Emerging growth company ☒
If an emerging growth company, indicate by check
mark if the registrant has elected not to use the extended transition period for complying with any new or revised financial accounting
standards provided pursuant to Section 13(a) of the Exchange Act.
Item 1.01 Entry into a Material Definitive Agreement
On October 21, 2025, VSee Health, Inc. (the “Company”),
entered into an Amendment No. 1 (the “Amendment”) to the senior secured convertible promissory note, issued
on September 30, 2024 (the “Note”) in the original principal amount of $2,222,222 (the “Note”), with the accredited
and institutional investor (the “Holder”). The Note was previously issued by the Company to the Holder pursuant to the securities
purchase agreement, dated September 30, 2024, as amended on March 20, 2025, by and among the Company and the Holder.
The Amendment revises the definition
of “Conversion Price” as set forth in the Note to be equal to $0.75.
Except as specifically set forth in the Amendment, all other terms,
covenants, and conditions of the Note remain in full force and effect. The foregoing description of the Amendment does not purport
to be complete and is qualified in its entirety by reference to the full text of the Amendment, a copy of which is filed as Exhibit 10.1
to this Current Report on Form 8-K and is incorporated by reference herein.

(The data)

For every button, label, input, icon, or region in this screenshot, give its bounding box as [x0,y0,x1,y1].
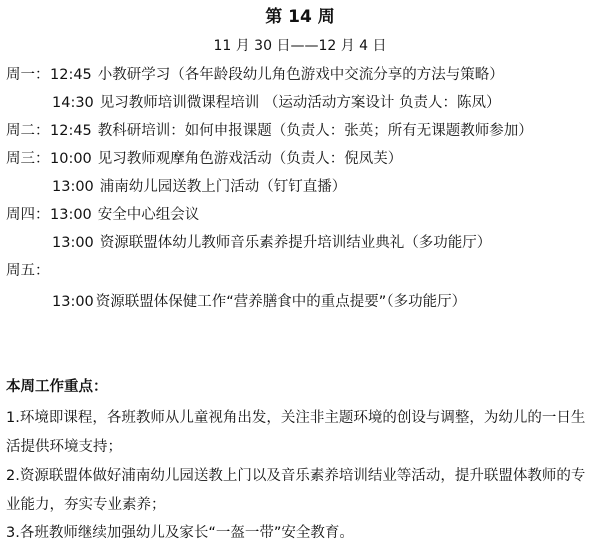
entry-text: 见习教师培训微课程培训 （运动活动方案设计 负责人：陈凤） [99,95,501,111]
weekday-label: 周三： [6,151,50,167]
entry-time: 13:00 [50,207,92,223]
entry-text: 安全中心组会议 [97,207,200,223]
schedule-entry [52,233,491,253]
entry-text: 浦南幼儿园送教上门活动（钉钉直播） [99,179,347,195]
focus-point: 3.各班教师继续加强幼儿及家长“一盔一带”安全教育。 [6,525,354,541]
entry-text: 资源联盟体幼儿教师音乐素养提升培训结业典礼（多功能厅） [99,235,492,251]
weekday-label: 周四： [6,207,50,223]
entry-text: 见习教师观摩角色游戏活动（负责人：倪凤芙） [97,151,403,167]
entry-time: 10:00 [50,151,92,167]
focus-point: 2.资源联盟体做好浦南幼儿园送教上门以及音乐素养培训结业等活动，提升联盟体教师的专业能力，夯实专业素养； [6,468,586,513]
entry-time: 13:00 [52,294,94,310]
page-title: 第 14 周 [265,7,335,27]
entry-text: 教科研培训：如何申报课题（负责人：张英；所有无课题教师参加） [97,123,533,139]
entry-time: 14:30 [52,95,94,111]
weekday-label: 周一： [6,67,50,83]
schedule-entry [52,292,466,312]
entry-text: 小教研学习（各年龄段幼儿角色游戏中交流分享的方法与策略） [97,67,504,83]
schedule-entry [52,177,346,197]
schedule-entry [50,121,533,141]
focus-heading: 本周工作重点： [6,379,108,395]
focus-point: 1.环境即课程，各班教师从儿童视角出发，关注非主题环境的创设与调整，为幼儿的一日生活提供环境支持； [6,410,586,455]
entry-time: 12:45 [50,123,92,139]
schedule-entry [50,205,199,225]
entry-time: 12:45 [50,67,92,83]
schedule-entry [50,149,402,169]
schedule-entry [50,65,504,85]
entry-text: 资源联盟体保健工作“营养膳食中的重点提要”（多功能厅） [95,294,467,310]
date-range: 11 月 30 日——12 月 4 日 [213,38,387,54]
weekday-label: 周五： [6,263,50,279]
entry-time: 13:00 [52,179,94,195]
weekday-label: 周二： [6,123,50,139]
entry-time: 13:00 [52,235,94,251]
schedule-entry [52,93,501,113]
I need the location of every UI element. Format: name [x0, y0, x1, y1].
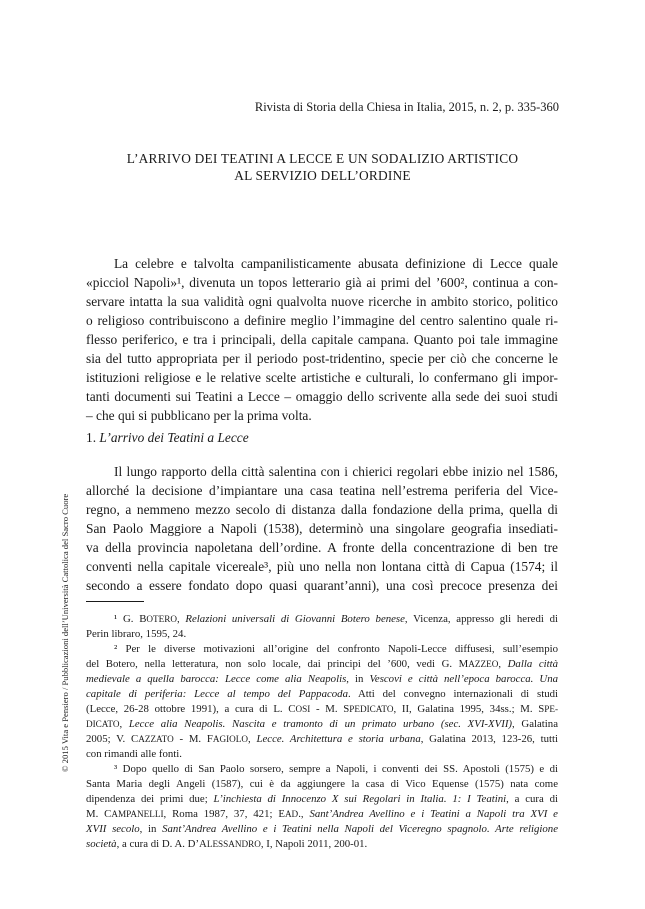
text-line: va della provincia napoletana dell’ordine. A fronte della concentrazione di ben tre	[86, 540, 558, 555]
footnote-2-line: ² Per le diverse motivazioni all’origine del confronto Napoli-Lecce diffusesi, sull’esempio	[114, 643, 558, 655]
text-line: allorché la decisione d’impiantare una casa teatina nell’estrema periferia del Vice-	[86, 483, 558, 498]
footnote-2-line: (Lecce, 26-28 ottobre 1991), a cura di L. COSI - M. SPEDICATO, II, Galatina 1995, 34ss.; M. SPE-	[86, 703, 559, 715]
text-line: secondo a essere fondato dopo quasi quarant’anni), una così precoce presenza dei	[86, 578, 558, 593]
footnote-1-line: Perin libraro, 1595, 24.	[86, 628, 187, 640]
section-paragraph	[86, 462, 558, 595]
footnote-3-line: ³ Dopo quello di San Paolo sorsero, sempre a Napoli, i conventi dei SS. Apostoli (1575) e di	[114, 763, 558, 775]
section-number: 1.	[86, 430, 97, 445]
text-line: La celebre e talvolta campanilisticamente abusata definizione di Lecce quale	[114, 256, 558, 271]
footnotes	[86, 612, 558, 852]
text-line: tanti documenti sui Teatini a Lecce – omaggio dello scrivente alla sede dei suoi studi	[86, 389, 558, 404]
section-title: L’arrivo dei Teatini a Lecce	[99, 430, 249, 445]
text-line: flesso periferico, e tra i principali, della capitale campana. Quanto poi tale immagine	[86, 332, 558, 347]
text-line: sia del tutto appropriata per il periodo post-tridentino, specie per ciò che concerne le	[86, 351, 558, 366]
text-line: San Paolo Maggiore a Napoli (1538), determinò una singolare geografia insediati-	[86, 521, 558, 536]
section-heading	[86, 430, 249, 446]
footnote-1-line: ¹ G. BOTERO, Relazioni universali di Giovanni Botero benese, Vicenza, appresso gli heredi di	[114, 613, 558, 625]
footnote-2-line: capitale di periferia: Lecce al tempo del Pappacoda. Atti del convegno internazionali di studi	[86, 688, 558, 700]
footnote-3-line: M. CAMPANELLI, Roma 1987, 37, 421; EAD., Sant’Andrea Avellino e i Teatini a Napoli tra XVI e	[86, 808, 558, 820]
text-line: istituzioni religiose e le relative scelte artistiche e culturali, lo confermano gli impor-	[86, 370, 558, 385]
journal-citation: Rivista di Storia della Chiesa in Italia, 2015, n. 2, p. 335-360	[254, 100, 559, 114]
footnote-2-line: con rimandi alle fonti.	[86, 748, 182, 760]
footnote-2-line: del Botero, nella letteratura, non solo locale, dai principi del ’600, vedi G. MAZZEO, Dalla città	[86, 658, 559, 670]
footnote-2-line: medievale a quella barocca: Lecce come alia Neapolis, in Vescovi e città nell’epoca barocca. Una	[86, 673, 558, 685]
footnote-2-line: DICATO, Lecce alia Neapolis. Nascita e tramonto di un primato urbano (sec. XVI-XVII), Galatina	[86, 718, 558, 730]
copyright-sidebar: © 2015 Vita e Pensiero / Pubblicazioni dell’Università Cattolica del Sacro Cuore	[60, 493, 70, 772]
footnote-divider	[86, 601, 144, 602]
text-line: «picciol Napoli»¹, divenuta un topos letterario già ai primi del ’600², continua a con-	[86, 275, 558, 290]
text-line: o religioso contribuiscono a definire meglio l’immagine del centro salentino quale ri-	[86, 313, 558, 328]
text-line: Il lungo rapporto della città salentina con i chierici regolari ebbe inizio nel 1586,	[114, 464, 558, 479]
footnote-2-line: 2005; V. CAZZATO - M. FAGIOLO, Lecce. Architettura e storia urbana, Galatina 2013, 123-26, tutti	[86, 733, 558, 745]
text-line: – che qui si pubblicano per la prima volta.	[86, 408, 312, 423]
footnote-3-line: Santa Maria degli Angeli (1587), cui è da aggiungere la casa di Vico Equense (1575) nata come	[86, 778, 558, 790]
title-line-1: L’ARRIVO DEI TEATINI A LECCE E UN SODALIZIO ARTISTICO	[126, 151, 519, 166]
footnote-3-line: dipendenza dei primi due; L’inchiesta di Innocenzo X sui Regolari in Italia. 1: I Teatini, a cura di	[86, 793, 558, 805]
text-line: servare intatta la sua validità ogni qualvolta nuove ricerche in ambito storico, politico	[86, 294, 558, 309]
intro-paragraph	[86, 254, 558, 425]
title-line-2: AL SERVIZIO DELL’ORDINE	[234, 168, 411, 183]
text-line: conventi nella capitale vicereale³, più uno nella non lontana città di Capua (1574; il	[86, 559, 558, 574]
text-line: regno, a nemmeno mezzo secolo di distanza dalla fondazione della prima, quella di	[86, 502, 558, 517]
footnote-3-line: XVII secolo, in Sant’Andrea Avellino e i Teatini nella Napoli del Viceregno spagnolo. Arte religione	[86, 823, 558, 835]
article-title	[0, 150, 645, 184]
footnote-3-line: società, a cura di D. A. D’ALESSANDRO, I, Napoli 2011, 200-01.	[86, 838, 368, 850]
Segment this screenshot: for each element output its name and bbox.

(Requirement 1) In the Form 8-K excerpt, what does the Amendment set the "Conversion Price" under the Note to equal?
(Requirement 2) In the second page of the listing, convert everything from the line containing "text-line: va della" down to the line containing "text-line: sia del", both included, into a JSON list of strings with one string per line and blank lines omitted.

(Result 1) $0.75

(Result 2)
[
  "text-line: va della provincia napoletana dell’ordine. A fronte della concentrazione di ben tre\t[86, 540, 558, 555]",
  "footnote-2-line: ² Per le diverse motivazioni all’origine del confronto Napoli-Lecce diffusesi, sull’esempio\t[114, 643, 558, 655]",
  "text-line: allorché la decisione d’impiantare una casa teatina nell’estrema periferia del Vice-\t[86, 483, 558, 498]",
  "footnote-2-line: (Lecce, 26-28 ottobre 1991), a cura di L. COSI - M. SPEDICATO, II, Galatina 1995, 34ss.; M. SPE-\t[86, 703, 559, 715]",
  "text-line: secondo a essere fondato dopo quasi quarant’anni), una così precoce presenza dei\t[86, 578, 558, 593]",
  "footnote-1-line: Perin libraro, 1595, 24.\t[86, 628, 187, 640]",
  "section-paragraph\t[86, 462, 558, 595]",
  "footnote-3-line: ³ Dopo quello di San Paolo sorsero, sempre a Napoli, i conventi dei SS. Apostoli (1575) e di\t[114, 763, 558, 775]",
  "section-number: 1.\t[86, 430, 97, 445]",
  "text-line: La celebre e talvolta campanilisticamente abusata definizione di Lecce quale\t[114, 256, 558, 271]",
  "footnotes\t[86, 612, 558, 852]",
  "text-line: tanti documenti sui Teatini a Lecce – omaggio dello scrivente alla sede dei suoi studi\t[86, 389, 558, 404]",
  "section-title: L’arrivo dei Teatini a Lecce\t[99, 430, 249, 445]",
  "text-line: flesso periferico, e tra i principali, della capitale campana. Quanto poi tale immagine\t[86, 332, 558, 347]",
  "text-line: sia del tutto appropriata per il periodo post-tridentino, specie per ciò che concerne le\t[86, 351, 558, 366]"
]